_Goal of the exercise:_ Go through the entries below and collect each line with the string "bars" in it.

(Figure record extracts)
________________________

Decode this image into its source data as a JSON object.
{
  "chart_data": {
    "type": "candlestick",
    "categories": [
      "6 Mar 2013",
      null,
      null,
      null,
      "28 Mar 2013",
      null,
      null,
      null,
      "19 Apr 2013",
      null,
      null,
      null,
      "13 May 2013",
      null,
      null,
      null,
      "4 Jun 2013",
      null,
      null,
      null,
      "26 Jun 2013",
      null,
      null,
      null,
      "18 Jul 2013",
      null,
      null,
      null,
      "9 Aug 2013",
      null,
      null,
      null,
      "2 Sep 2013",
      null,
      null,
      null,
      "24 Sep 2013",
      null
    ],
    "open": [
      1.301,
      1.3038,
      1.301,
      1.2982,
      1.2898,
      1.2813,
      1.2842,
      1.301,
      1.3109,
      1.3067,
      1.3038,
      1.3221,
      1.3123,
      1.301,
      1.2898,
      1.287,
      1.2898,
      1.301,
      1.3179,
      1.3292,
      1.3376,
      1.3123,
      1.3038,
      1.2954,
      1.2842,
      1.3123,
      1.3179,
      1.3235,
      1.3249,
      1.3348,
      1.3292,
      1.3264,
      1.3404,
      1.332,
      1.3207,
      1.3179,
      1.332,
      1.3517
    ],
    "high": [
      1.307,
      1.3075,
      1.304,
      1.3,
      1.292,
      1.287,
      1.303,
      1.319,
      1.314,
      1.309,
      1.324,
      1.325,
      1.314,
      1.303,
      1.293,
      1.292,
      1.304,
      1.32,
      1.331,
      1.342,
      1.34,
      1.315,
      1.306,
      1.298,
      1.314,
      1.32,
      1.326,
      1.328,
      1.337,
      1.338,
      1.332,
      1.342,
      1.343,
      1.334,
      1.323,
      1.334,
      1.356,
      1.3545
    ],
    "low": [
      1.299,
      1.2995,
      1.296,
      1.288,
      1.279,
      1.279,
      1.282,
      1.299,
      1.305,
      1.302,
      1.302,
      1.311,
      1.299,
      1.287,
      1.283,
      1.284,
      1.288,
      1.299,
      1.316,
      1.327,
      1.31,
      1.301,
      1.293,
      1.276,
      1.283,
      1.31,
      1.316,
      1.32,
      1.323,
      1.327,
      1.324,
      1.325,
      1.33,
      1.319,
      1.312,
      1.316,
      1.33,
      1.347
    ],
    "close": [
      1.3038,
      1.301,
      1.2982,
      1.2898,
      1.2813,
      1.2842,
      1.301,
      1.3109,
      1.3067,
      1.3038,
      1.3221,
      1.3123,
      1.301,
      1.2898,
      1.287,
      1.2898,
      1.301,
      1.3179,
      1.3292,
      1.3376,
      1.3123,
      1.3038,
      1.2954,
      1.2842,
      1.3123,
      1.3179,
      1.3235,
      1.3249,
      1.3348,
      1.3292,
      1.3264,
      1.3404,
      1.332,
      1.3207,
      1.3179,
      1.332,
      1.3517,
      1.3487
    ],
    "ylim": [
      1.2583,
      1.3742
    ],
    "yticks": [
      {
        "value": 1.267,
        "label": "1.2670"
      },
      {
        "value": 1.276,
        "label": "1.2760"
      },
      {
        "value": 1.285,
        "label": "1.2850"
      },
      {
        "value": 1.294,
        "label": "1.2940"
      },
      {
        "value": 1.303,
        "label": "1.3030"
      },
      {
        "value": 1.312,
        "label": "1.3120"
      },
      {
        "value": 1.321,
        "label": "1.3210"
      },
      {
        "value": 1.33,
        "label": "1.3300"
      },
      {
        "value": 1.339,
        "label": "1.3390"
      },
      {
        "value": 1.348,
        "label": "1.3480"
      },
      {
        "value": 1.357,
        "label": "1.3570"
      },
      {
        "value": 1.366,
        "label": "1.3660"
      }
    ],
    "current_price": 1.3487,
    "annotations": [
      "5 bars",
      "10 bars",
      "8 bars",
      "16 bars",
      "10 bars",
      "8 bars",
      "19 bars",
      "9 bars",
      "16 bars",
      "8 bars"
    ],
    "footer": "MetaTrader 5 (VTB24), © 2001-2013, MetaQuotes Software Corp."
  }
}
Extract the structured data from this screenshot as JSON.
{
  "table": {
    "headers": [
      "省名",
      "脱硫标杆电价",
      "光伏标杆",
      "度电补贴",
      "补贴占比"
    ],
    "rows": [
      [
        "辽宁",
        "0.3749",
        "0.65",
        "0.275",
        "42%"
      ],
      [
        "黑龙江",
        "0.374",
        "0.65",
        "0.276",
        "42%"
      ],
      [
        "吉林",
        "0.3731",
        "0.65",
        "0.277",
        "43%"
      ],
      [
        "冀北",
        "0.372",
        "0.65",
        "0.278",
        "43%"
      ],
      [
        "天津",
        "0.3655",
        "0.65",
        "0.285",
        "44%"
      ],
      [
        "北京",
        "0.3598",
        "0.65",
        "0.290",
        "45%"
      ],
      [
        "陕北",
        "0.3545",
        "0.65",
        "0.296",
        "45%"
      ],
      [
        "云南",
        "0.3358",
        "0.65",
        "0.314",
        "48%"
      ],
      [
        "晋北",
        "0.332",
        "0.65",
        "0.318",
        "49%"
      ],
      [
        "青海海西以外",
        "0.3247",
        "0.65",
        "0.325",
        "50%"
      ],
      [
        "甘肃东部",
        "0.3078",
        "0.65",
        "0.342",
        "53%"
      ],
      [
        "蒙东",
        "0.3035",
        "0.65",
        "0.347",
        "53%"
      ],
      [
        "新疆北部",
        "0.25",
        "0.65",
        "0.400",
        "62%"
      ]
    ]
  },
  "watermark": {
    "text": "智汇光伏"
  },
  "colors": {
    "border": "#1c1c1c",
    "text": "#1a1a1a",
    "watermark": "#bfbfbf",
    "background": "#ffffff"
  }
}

________________________

_Result of the task:_
      "5 bars",
      "10 bars",
      "8 bars",
      "16 bars",
      "10 bars",
      "8 bars",
      "19 bars",
      "9 bars",
      "16 bars",
      "8 bars"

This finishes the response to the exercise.